BEGIN Supplied entries

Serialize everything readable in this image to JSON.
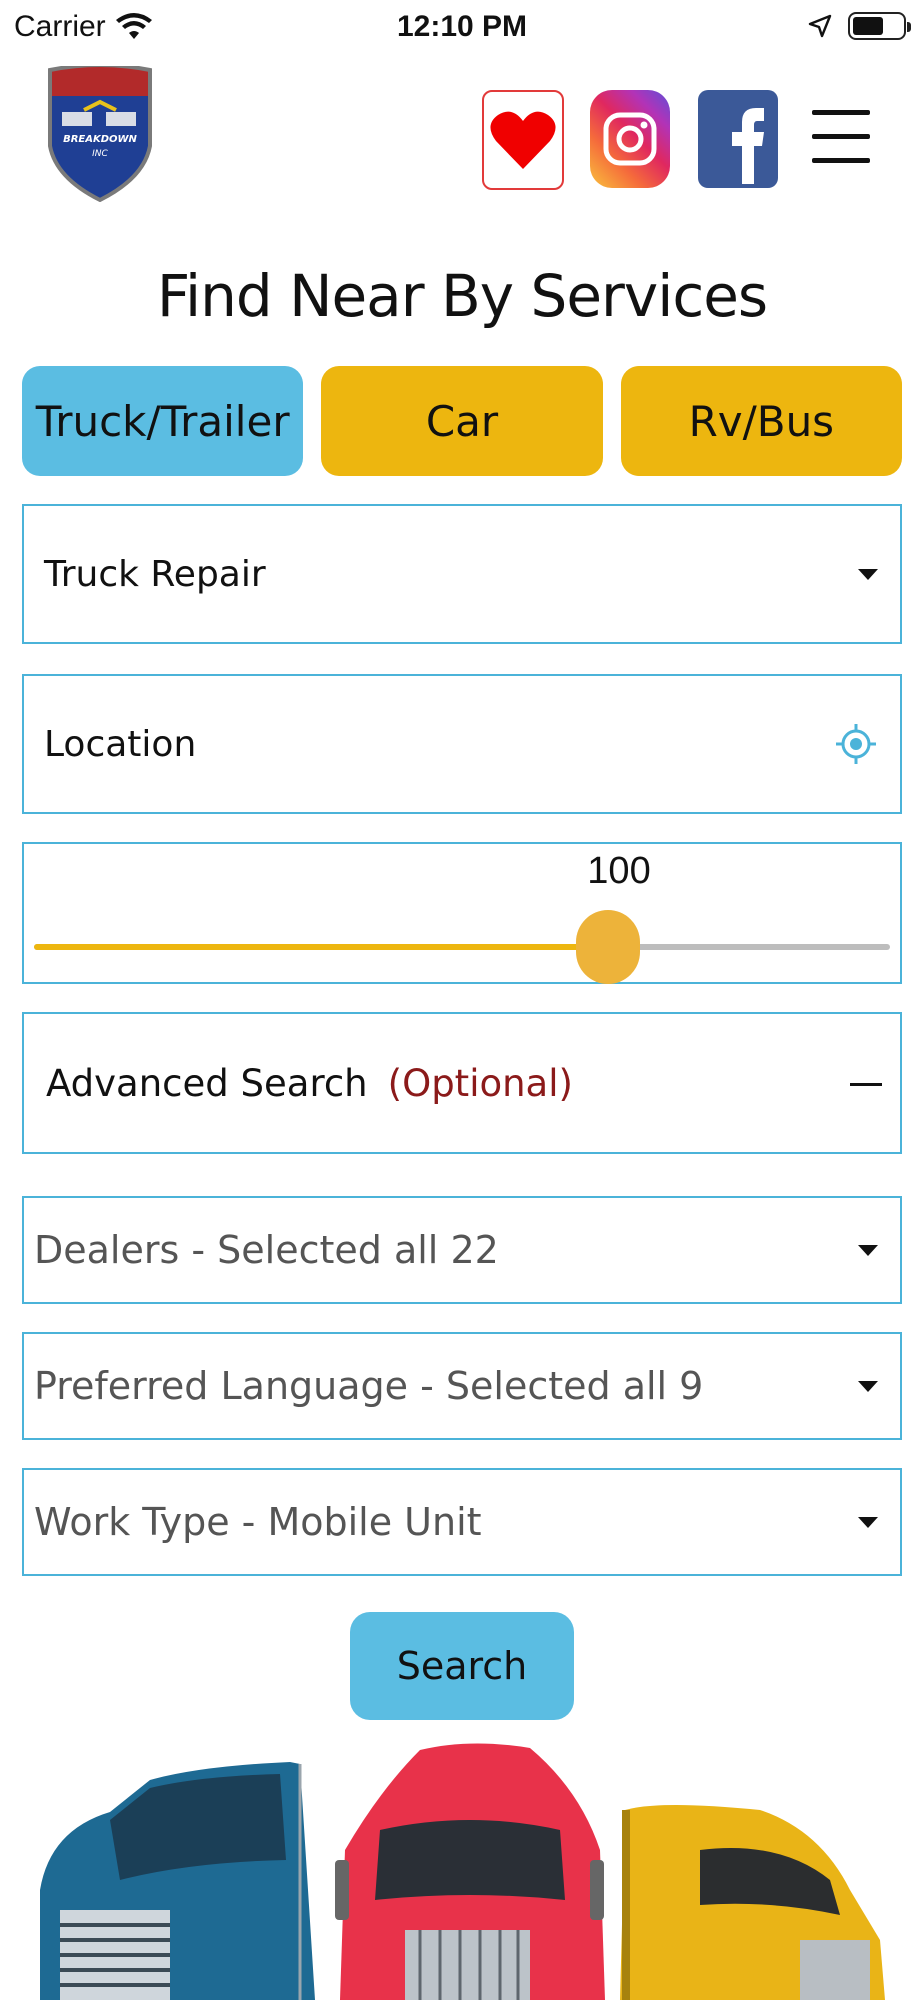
{
  "status_bar": {
    "carrier": "Carrier",
    "time": "12:10 PM"
  },
  "header": {
    "logo_text": "BREAKDOWN INC",
    "icons": [
      "heart-icon",
      "instagram-icon",
      "facebook-icon",
      "menu-icon"
    ]
  },
  "page_title": "Find Near By Services",
  "tabs": [
    {
      "label": "Truck/Trailer",
      "active": true
    },
    {
      "label": "Car",
      "active": false
    },
    {
      "label": "Rv/Bus",
      "active": false
    }
  ],
  "form": {
    "service_type": "Truck Repair",
    "location_placeholder": "Location",
    "radius_value": "100",
    "radius_fraction": 0.67,
    "advanced_search_label": "Advanced Search",
    "advanced_search_optional": "(Optional)",
    "dealers": "Dealers - Selected all 22",
    "preferred_language": "Preferred Language - Selected all 9",
    "work_type": "Work Type - Mobile Unit",
    "search_label": "Search"
  },
  "colors": {
    "tab_active": "#5bbde2",
    "tab_inactive": "#edb60f",
    "field_border": "#4bb3d9",
    "optional_text": "#8b1a1a",
    "slider_fill": "#edb60f",
    "slider_thumb": "#edb33a"
  }
}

END Supplied entries

### Task to carry out:
Without the pictures, write out all of the material exactly.

### Output of the task:
Serialize everything readable in this image to JSON.
{
  "status_bar": {
    "carrier": "Carrier",
    "time": "12:10 PM"
  },
  "header": {
    "logo_text": "BREAKDOWN INC",
    "icons": [
      "heart-icon",
      "instagram-icon",
      "facebook-icon",
      "menu-icon"
    ]
  },
  "page_title": "Find Near By Services",
  "tabs": [
    {
      "label": "Truck/Trailer",
      "active": true
    },
    {
      "label": "Car",
      "active": false
    },
    {
      "label": "Rv/Bus",
      "active": false
    }
  ],
  "form": {
    "service_type": "Truck Repair",
    "location_placeholder": "Location",
    "radius_value": "100",
    "radius_fraction": 0.67,
    "advanced_search_label": "Advanced Search",
    "advanced_search_optional": "(Optional)",
    "dealers": "Dealers - Selected all 22",
    "preferred_language": "Preferred Language - Selected all 9",
    "work_type": "Work Type - Mobile Unit",
    "search_label": "Search"
  },
  "colors": {
    "tab_active": "#5bbde2",
    "tab_inactive": "#edb60f",
    "field_border": "#4bb3d9",
    "optional_text": "#8b1a1a",
    "slider_fill": "#edb60f",
    "slider_thumb": "#edb33a"
  }
}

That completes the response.